*What you are asked to do*: Where the data below has the string "this", return the whole line.
■ ■ ■ ■ ■
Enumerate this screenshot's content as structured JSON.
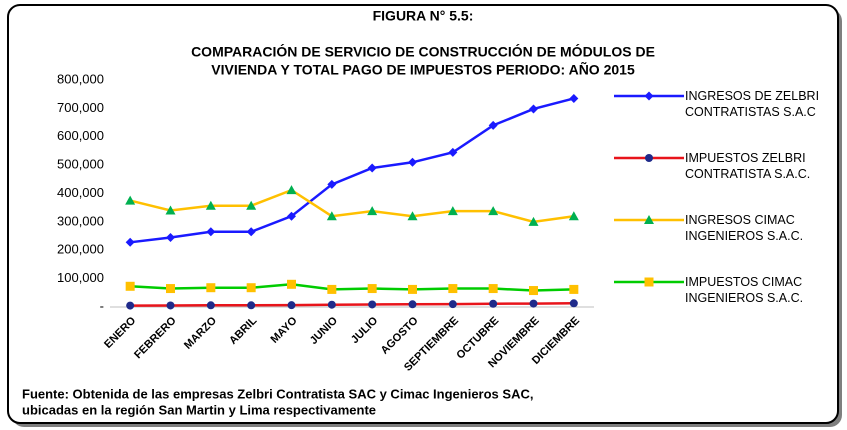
{
  "chart_data": {
    "type": "line",
    "figure_label": "FIGURA N° 5.5:",
    "title": [
      "COMPARACIÓN  DE SERVICIO DE  CONSTRUCCIÓN DE MÓDULOS DE",
      "VIVIENDA Y TOTAL PAGO DE IMPUESTOS PERIODO: AÑO 2015"
    ],
    "categories": [
      "ENERO",
      "FEBRERO",
      "MARZO",
      "ABRIL",
      "MAYO",
      "JUNIO",
      "JULIO",
      "AGOSTO",
      "SEPTIEMBRE",
      "OCTUBRE",
      "NOVIEMBRE",
      "DICIEMBRE"
    ],
    "series": [
      {
        "name": "INGRESOS DE ZELBRI CONTRATISTAS S.A.C",
        "color": "#1a1aff",
        "marker": "diamond",
        "marker_color": "#1a1aff",
        "values": [
          228000,
          245000,
          265000,
          265000,
          320000,
          432000,
          490000,
          510000,
          545000,
          640000,
          698000,
          735000
        ]
      },
      {
        "name": "IMPUESTOS ZELBRI CONTRATISTA S.A.C.",
        "color": "#e8141b",
        "marker": "circle",
        "marker_color": "#1f2a8a",
        "values": [
          5000,
          5500,
          6000,
          6000,
          6500,
          8000,
          9000,
          9500,
          10000,
          11500,
          12000,
          13000
        ]
      },
      {
        "name": "INGRESOS CIMAC INGENIEROS S.A.C.",
        "color": "#ffc000",
        "marker": "triangle",
        "marker_color": "#00b050",
        "values": [
          375000,
          340000,
          357000,
          357000,
          412000,
          320000,
          338000,
          320000,
          338000,
          338000,
          300000,
          320000
        ]
      },
      {
        "name": "IMPUESTOS CIMAC INGENIEROS S.A.C.",
        "color": "#00cc00",
        "marker": "square",
        "marker_color": "#ffc000",
        "values": [
          73000,
          65000,
          68000,
          68000,
          80000,
          62000,
          65000,
          62000,
          65000,
          65000,
          58000,
          62000
        ]
      }
    ],
    "ylim": [
      0,
      800000
    ],
    "yticks": [
      {
        "value": 0,
        "label": "-"
      },
      {
        "value": 100000,
        "label": "100,000"
      },
      {
        "value": 200000,
        "label": "200,000"
      },
      {
        "value": 300000,
        "label": "300,000"
      },
      {
        "value": 400000,
        "label": "400,000"
      },
      {
        "value": 500000,
        "label": "500,000"
      },
      {
        "value": 600000,
        "label": "600,000"
      },
      {
        "value": 700000,
        "label": "700,000"
      },
      {
        "value": 800000,
        "label": "800,000"
      }
    ],
    "grid": false,
    "legend": "right",
    "source": [
      "Fuente: Obtenida de las empresas Zelbri Contratista SAC y Cimac Ingenieros SAC,",
      "ubicadas en la región San Martin y Lima respectivamente"
    ]
  }
}
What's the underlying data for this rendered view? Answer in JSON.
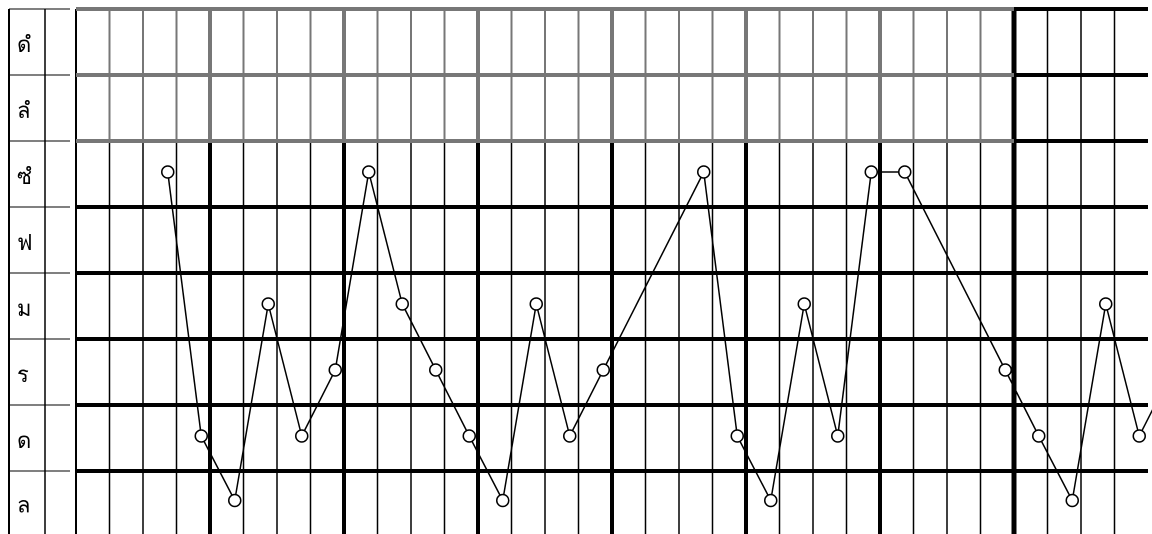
{
  "chart_data": {
    "type": "line",
    "title": "",
    "xlabel": "",
    "ylabel": "",
    "pitch_labels": [
      "ดํ",
      "ลํ",
      "ซํ",
      "ฟ",
      "ม",
      "ร",
      "ด",
      "ล"
    ],
    "pitch_labels_note": "listed from top row to bottom row",
    "x": [
      2,
      3,
      4,
      5,
      6,
      7,
      8,
      9,
      10,
      11,
      12,
      13,
      14,
      15,
      16,
      17,
      18,
      19,
      20,
      21,
      22,
      23,
      24,
      25,
      26,
      27,
      28,
      29,
      30,
      31,
      32
    ],
    "series": [
      {
        "name": "",
        "pitch": [
          "ซํ",
          "ด",
          "ล",
          "ม",
          "ด",
          "ร",
          "ซํ",
          "ม",
          "ร",
          "ด",
          "ล",
          "ม",
          "ด",
          "ร",
          "ซํ",
          "ด",
          "ล",
          "ม",
          "ด",
          "ซํ",
          "ซํ",
          "ร",
          "ด",
          "ล",
          "ม",
          "ด",
          "ร"
        ],
        "x": [
          2,
          3,
          4,
          5,
          6,
          7,
          8,
          9,
          10,
          11,
          12,
          13,
          14,
          15,
          18,
          19,
          20,
          21,
          22,
          23,
          24,
          27,
          28,
          29,
          30,
          31,
          32
        ],
        "values": [
          5,
          1,
          0,
          3,
          1,
          2,
          5,
          3,
          2,
          1,
          0,
          3,
          1,
          2,
          5,
          1,
          0,
          3,
          1,
          5,
          5,
          2,
          1,
          0,
          3,
          1,
          2
        ]
      }
    ],
    "ylim": [
      0,
      7
    ],
    "xlim": [
      -1,
      32
    ],
    "grid": true,
    "colors": {
      "line": "#000000",
      "marker": "#000000",
      "bold_grid": "#000000",
      "light_grid": "#777777",
      "thin_grid": "#000000"
    }
  }
}
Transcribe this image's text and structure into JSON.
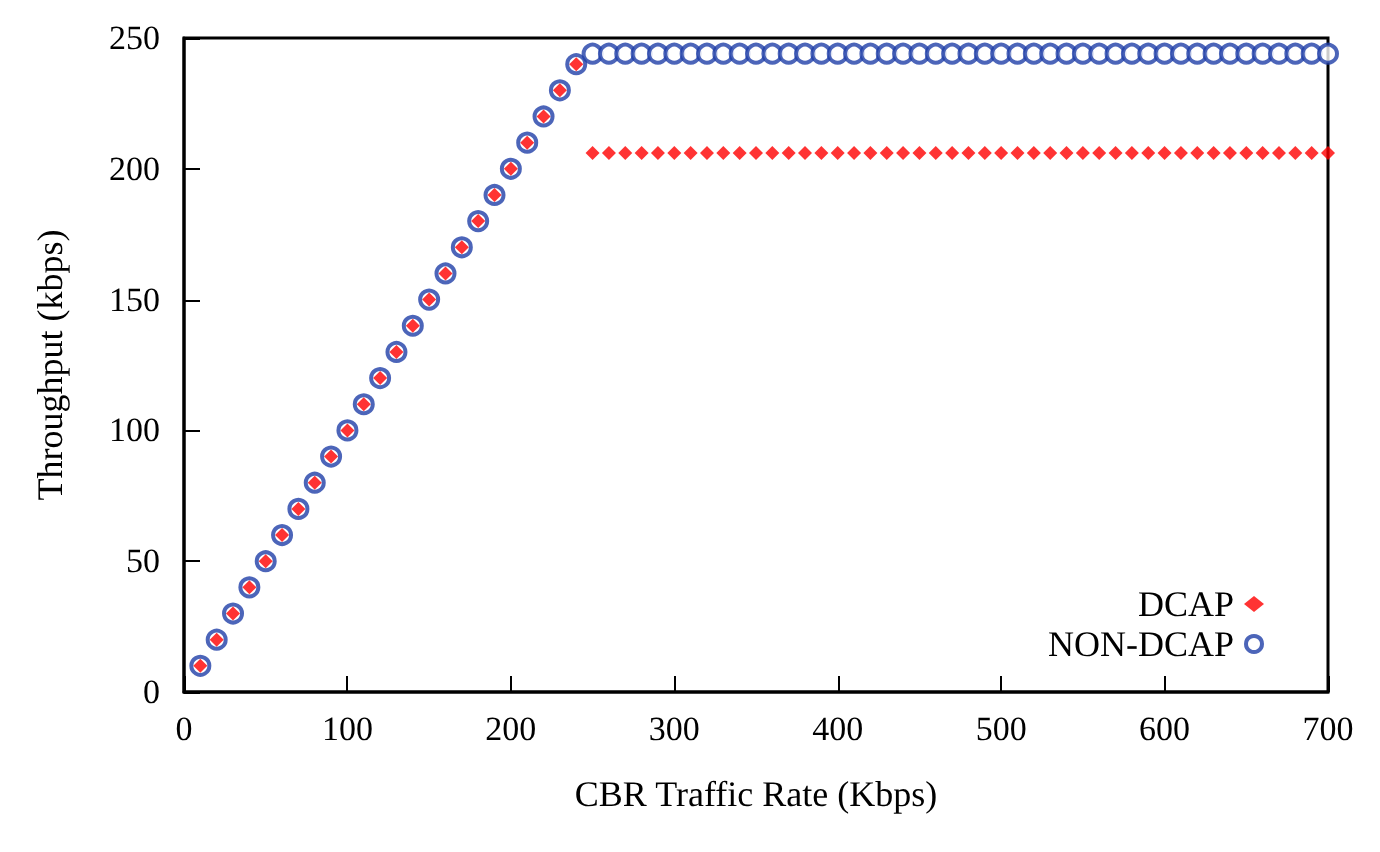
{
  "chart_data": {
    "type": "scatter",
    "xlabel": "CBR Traffic Rate (Kbps)",
    "ylabel": "Throughput (kbps)",
    "xlim": [
      0,
      700
    ],
    "xticks": [
      0,
      100,
      200,
      300,
      400,
      500,
      600,
      700
    ],
    "ylim": [
      0,
      250
    ],
    "yticks": [
      0,
      50,
      100,
      150,
      200,
      250
    ],
    "grid": false,
    "legend": "bottom right",
    "x": [
      10,
      20,
      30,
      40,
      50,
      60,
      70,
      80,
      90,
      100,
      110,
      120,
      130,
      140,
      150,
      160,
      170,
      180,
      190,
      200,
      210,
      220,
      230,
      240,
      250,
      260,
      270,
      280,
      290,
      300,
      310,
      320,
      330,
      340,
      350,
      360,
      370,
      380,
      390,
      400,
      410,
      420,
      430,
      440,
      450,
      460,
      470,
      480,
      490,
      500,
      510,
      520,
      530,
      540,
      550,
      560,
      570,
      580,
      590,
      600,
      610,
      620,
      630,
      640,
      650,
      660,
      670,
      680,
      690,
      700
    ],
    "series": [
      {
        "name": "DCAP",
        "color": "#ff0000",
        "marker": "diamond",
        "values": [
          10,
          20,
          30,
          40,
          50,
          60,
          70,
          80,
          90,
          100,
          110,
          120,
          130,
          140,
          150,
          160,
          170,
          180,
          190,
          200,
          210,
          220,
          230,
          240,
          206,
          206,
          206,
          206,
          206,
          206,
          206,
          206,
          206,
          206,
          206,
          206,
          206,
          206,
          206,
          206,
          206,
          206,
          206,
          206,
          206,
          206,
          206,
          206,
          206,
          206,
          206,
          206,
          206,
          206,
          206,
          206,
          206,
          206,
          206,
          206,
          206,
          206,
          206,
          206,
          206,
          206,
          206,
          206,
          206,
          206
        ]
      },
      {
        "name": "NON-DCAP",
        "color": "#1f3fa8",
        "marker": "circle",
        "values": [
          10,
          20,
          30,
          40,
          50,
          60,
          70,
          80,
          90,
          100,
          110,
          120,
          130,
          140,
          150,
          160,
          170,
          180,
          190,
          200,
          210,
          220,
          230,
          240,
          244,
          244,
          244,
          244,
          244,
          244,
          244,
          244,
          244,
          244,
          244,
          244,
          244,
          244,
          244,
          244,
          244,
          244,
          244,
          244,
          244,
          244,
          244,
          244,
          244,
          244,
          244,
          244,
          244,
          244,
          244,
          244,
          244,
          244,
          244,
          244,
          244,
          244,
          244,
          244,
          244,
          244,
          244,
          244,
          244,
          244
        ]
      }
    ]
  }
}
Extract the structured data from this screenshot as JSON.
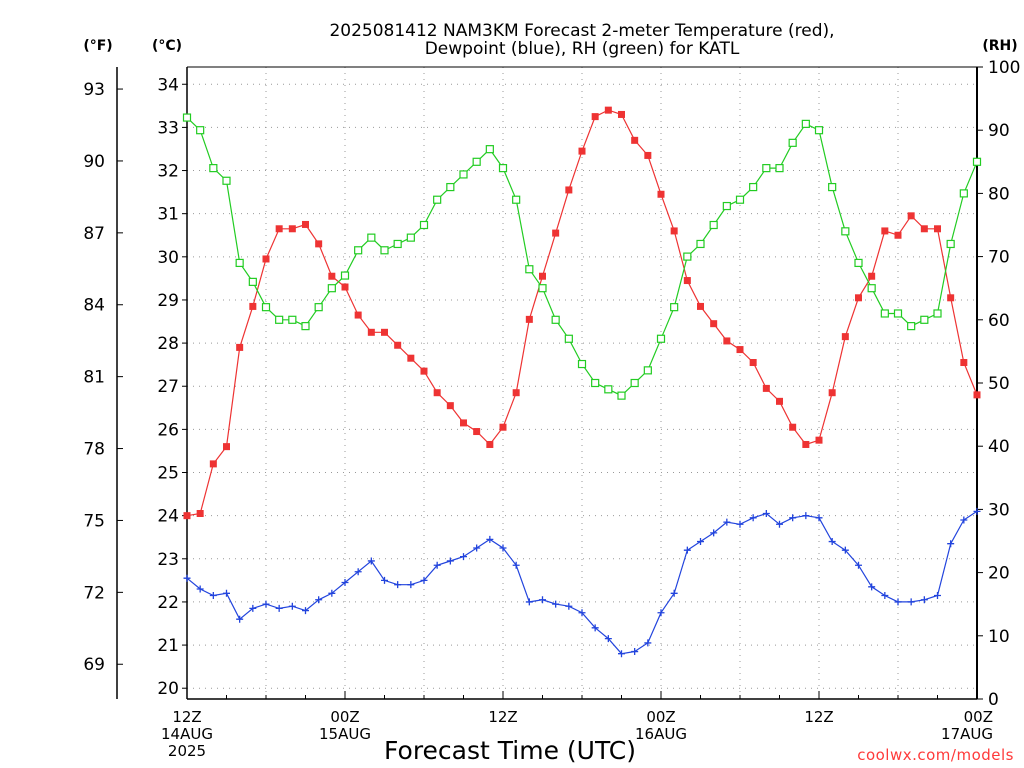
{
  "chart_data": {
    "type": "line",
    "title_line1": "2025081412 NAM3KM Forecast 2-meter Temperature (red),",
    "title_line2": "Dewpoint (blue), RH (green) for KATL",
    "xlabel": "Forecast Time (UTC)",
    "credit": "coolwx.com/models",
    "units": {
      "fahrenheit": "(°F)",
      "celsius": "(°C)",
      "rh": "(RH)"
    },
    "x_ticks": [
      {
        "hour": 0,
        "line1": "12Z",
        "line2": "14AUG",
        "line3": "2025"
      },
      {
        "hour": 12,
        "line1": "00Z",
        "line2": "15AUG",
        "line3": ""
      },
      {
        "hour": 24,
        "line1": "12Z",
        "line2": "",
        "line3": ""
      },
      {
        "hour": 36,
        "line1": "00Z",
        "line2": "16AUG",
        "line3": ""
      },
      {
        "hour": 48,
        "line1": "12Z",
        "line2": "",
        "line3": ""
      },
      {
        "hour": 60,
        "line1": "00Z",
        "line2": "17AUG",
        "line3": ""
      }
    ],
    "xlim_hours": [
      0,
      60
    ],
    "celsius_axis": {
      "ylim": [
        19.75,
        34.4
      ],
      "ticks": [
        20,
        21,
        22,
        23,
        24,
        25,
        26,
        27,
        28,
        29,
        30,
        31,
        32,
        33,
        34
      ]
    },
    "fahrenheit_axis": {
      "ticks": [
        69,
        72,
        75,
        78,
        81,
        84,
        87,
        90,
        93
      ]
    },
    "rh_axis": {
      "ylim": [
        0,
        100
      ],
      "ticks": [
        0,
        10,
        20,
        30,
        40,
        50,
        60,
        70,
        80,
        90,
        100
      ]
    },
    "grid": true,
    "series": [
      {
        "name": "Temperature",
        "color": "#ee3333",
        "marker": "filled-square",
        "unit": "C",
        "values": [
          24.0,
          24.05,
          25.2,
          25.6,
          27.9,
          28.85,
          29.95,
          30.65,
          30.65,
          30.75,
          30.3,
          29.55,
          29.3,
          28.65,
          28.25,
          28.25,
          27.95,
          27.65,
          27.35,
          26.85,
          26.55,
          26.15,
          25.95,
          25.65,
          26.05,
          26.85,
          28.55,
          29.55,
          30.55,
          31.55,
          32.45,
          33.25,
          33.4,
          33.3,
          32.7,
          32.35,
          31.45,
          30.6,
          29.45,
          28.85,
          28.45,
          28.05,
          27.85,
          27.55,
          26.95,
          26.65,
          26.05,
          25.65,
          25.75,
          26.85,
          28.15,
          29.05,
          29.55,
          30.6,
          30.5,
          30.95,
          30.65,
          30.65,
          29.05,
          27.55,
          26.8
        ]
      },
      {
        "name": "Dewpoint",
        "color": "#2244dd",
        "marker": "plus",
        "unit": "C",
        "values": [
          22.55,
          22.3,
          22.15,
          22.2,
          21.6,
          21.85,
          21.95,
          21.85,
          21.9,
          21.8,
          22.05,
          22.2,
          22.45,
          22.7,
          22.95,
          22.5,
          22.4,
          22.4,
          22.5,
          22.85,
          22.95,
          23.05,
          23.25,
          23.45,
          23.25,
          22.85,
          22.0,
          22.05,
          21.95,
          21.9,
          21.75,
          21.4,
          21.15,
          20.8,
          20.85,
          21.05,
          21.75,
          22.2,
          23.2,
          23.4,
          23.6,
          23.85,
          23.8,
          23.95,
          24.05,
          23.8,
          23.95,
          24.0,
          23.95,
          23.4,
          23.2,
          22.85,
          22.35,
          22.15,
          22.0,
          22.0,
          22.05,
          22.15,
          23.35,
          23.9,
          24.1
        ]
      },
      {
        "name": "RH",
        "color": "#22cc22",
        "marker": "open-square",
        "unit": "%",
        "values": [
          92,
          90,
          84,
          82,
          69,
          66,
          62,
          60,
          60,
          59,
          62,
          65,
          67,
          71,
          73,
          71,
          72,
          73,
          75,
          79,
          81,
          83,
          85,
          87,
          84,
          79,
          68,
          65,
          60,
          57,
          53,
          50,
          49,
          48,
          50,
          52,
          57,
          62,
          70,
          72,
          75,
          78,
          79,
          81,
          84,
          84,
          88,
          91,
          90,
          81,
          74,
          69,
          65,
          61,
          61,
          59,
          60,
          61,
          72,
          80,
          85
        ]
      }
    ]
  }
}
■ ■ ■ ■ ■
*The result*:
Enumerate this screenshot's content as structured JSON.
What's the underlying data for this rendered view? Answer in JSON.
Transcribe this image's text and structure into JSON.
Extract the structured data from this screenshot as JSON.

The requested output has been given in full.